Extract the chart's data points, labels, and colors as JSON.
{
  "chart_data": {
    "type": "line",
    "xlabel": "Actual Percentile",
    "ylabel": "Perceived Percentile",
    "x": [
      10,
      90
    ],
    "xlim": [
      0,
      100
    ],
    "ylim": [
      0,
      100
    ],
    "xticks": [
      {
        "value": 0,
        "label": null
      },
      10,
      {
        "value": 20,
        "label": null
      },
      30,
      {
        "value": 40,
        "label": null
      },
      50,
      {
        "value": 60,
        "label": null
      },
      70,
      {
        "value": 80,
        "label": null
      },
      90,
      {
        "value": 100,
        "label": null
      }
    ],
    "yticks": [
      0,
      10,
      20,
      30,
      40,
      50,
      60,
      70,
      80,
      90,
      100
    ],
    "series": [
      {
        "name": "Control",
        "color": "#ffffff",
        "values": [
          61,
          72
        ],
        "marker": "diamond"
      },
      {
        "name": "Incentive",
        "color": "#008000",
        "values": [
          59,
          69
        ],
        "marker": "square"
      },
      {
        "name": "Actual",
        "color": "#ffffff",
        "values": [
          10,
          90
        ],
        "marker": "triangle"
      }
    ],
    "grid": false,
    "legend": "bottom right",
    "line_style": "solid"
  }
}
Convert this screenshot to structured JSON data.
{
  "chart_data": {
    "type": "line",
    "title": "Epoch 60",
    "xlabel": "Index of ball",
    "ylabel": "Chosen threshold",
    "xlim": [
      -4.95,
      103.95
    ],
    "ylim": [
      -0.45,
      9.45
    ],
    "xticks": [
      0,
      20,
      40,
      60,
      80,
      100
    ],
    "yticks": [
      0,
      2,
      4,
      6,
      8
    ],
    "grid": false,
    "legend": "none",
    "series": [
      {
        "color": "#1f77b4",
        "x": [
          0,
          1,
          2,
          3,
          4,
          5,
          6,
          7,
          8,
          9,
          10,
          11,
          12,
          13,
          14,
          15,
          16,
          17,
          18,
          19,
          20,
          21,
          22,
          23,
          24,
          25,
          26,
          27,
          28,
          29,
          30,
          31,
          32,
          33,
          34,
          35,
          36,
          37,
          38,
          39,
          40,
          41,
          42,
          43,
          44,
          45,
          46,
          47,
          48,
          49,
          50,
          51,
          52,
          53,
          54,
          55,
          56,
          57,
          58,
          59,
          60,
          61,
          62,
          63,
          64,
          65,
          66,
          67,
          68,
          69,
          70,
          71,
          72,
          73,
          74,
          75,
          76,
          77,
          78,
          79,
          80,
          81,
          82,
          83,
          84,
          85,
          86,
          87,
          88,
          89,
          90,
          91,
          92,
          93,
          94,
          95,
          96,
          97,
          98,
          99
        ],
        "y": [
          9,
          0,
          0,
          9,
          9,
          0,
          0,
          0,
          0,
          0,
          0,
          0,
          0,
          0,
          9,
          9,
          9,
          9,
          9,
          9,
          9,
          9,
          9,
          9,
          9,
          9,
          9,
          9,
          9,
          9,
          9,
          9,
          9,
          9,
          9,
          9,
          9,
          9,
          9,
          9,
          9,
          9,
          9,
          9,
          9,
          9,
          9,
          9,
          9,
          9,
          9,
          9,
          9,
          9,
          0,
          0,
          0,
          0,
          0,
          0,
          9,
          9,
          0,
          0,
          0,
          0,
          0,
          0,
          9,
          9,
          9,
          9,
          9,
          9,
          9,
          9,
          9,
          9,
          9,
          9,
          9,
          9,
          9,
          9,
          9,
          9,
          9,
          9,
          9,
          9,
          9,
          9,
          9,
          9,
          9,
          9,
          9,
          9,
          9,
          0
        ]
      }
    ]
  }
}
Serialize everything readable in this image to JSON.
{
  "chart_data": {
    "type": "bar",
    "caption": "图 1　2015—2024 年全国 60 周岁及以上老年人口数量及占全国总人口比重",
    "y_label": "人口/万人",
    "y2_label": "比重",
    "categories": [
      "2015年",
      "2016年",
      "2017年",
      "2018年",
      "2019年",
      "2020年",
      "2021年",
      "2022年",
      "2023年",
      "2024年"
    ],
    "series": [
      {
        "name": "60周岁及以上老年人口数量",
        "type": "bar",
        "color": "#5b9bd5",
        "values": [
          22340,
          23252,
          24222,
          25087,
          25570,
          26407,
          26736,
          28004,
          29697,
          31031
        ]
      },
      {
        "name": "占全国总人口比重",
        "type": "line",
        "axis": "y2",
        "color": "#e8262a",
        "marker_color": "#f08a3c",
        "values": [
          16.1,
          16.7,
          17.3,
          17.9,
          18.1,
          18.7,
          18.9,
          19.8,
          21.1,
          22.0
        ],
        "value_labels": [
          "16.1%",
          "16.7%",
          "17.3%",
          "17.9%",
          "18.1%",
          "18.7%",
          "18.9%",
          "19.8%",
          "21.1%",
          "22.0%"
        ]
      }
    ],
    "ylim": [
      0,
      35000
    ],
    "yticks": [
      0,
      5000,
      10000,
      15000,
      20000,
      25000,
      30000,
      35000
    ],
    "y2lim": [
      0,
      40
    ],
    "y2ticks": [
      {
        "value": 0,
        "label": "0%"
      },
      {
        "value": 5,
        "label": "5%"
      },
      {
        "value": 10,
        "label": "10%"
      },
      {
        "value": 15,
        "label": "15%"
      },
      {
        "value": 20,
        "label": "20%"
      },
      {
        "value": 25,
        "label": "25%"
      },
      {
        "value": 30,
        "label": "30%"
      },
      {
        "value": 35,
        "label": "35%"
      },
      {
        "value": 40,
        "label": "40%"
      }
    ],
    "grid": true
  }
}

▶ [PROBLEM DETAILS]:
Find every line holding the word "xlabel"; give their count and nothing else.

▶ [ANSWER TO THIS PROBLEM]:
2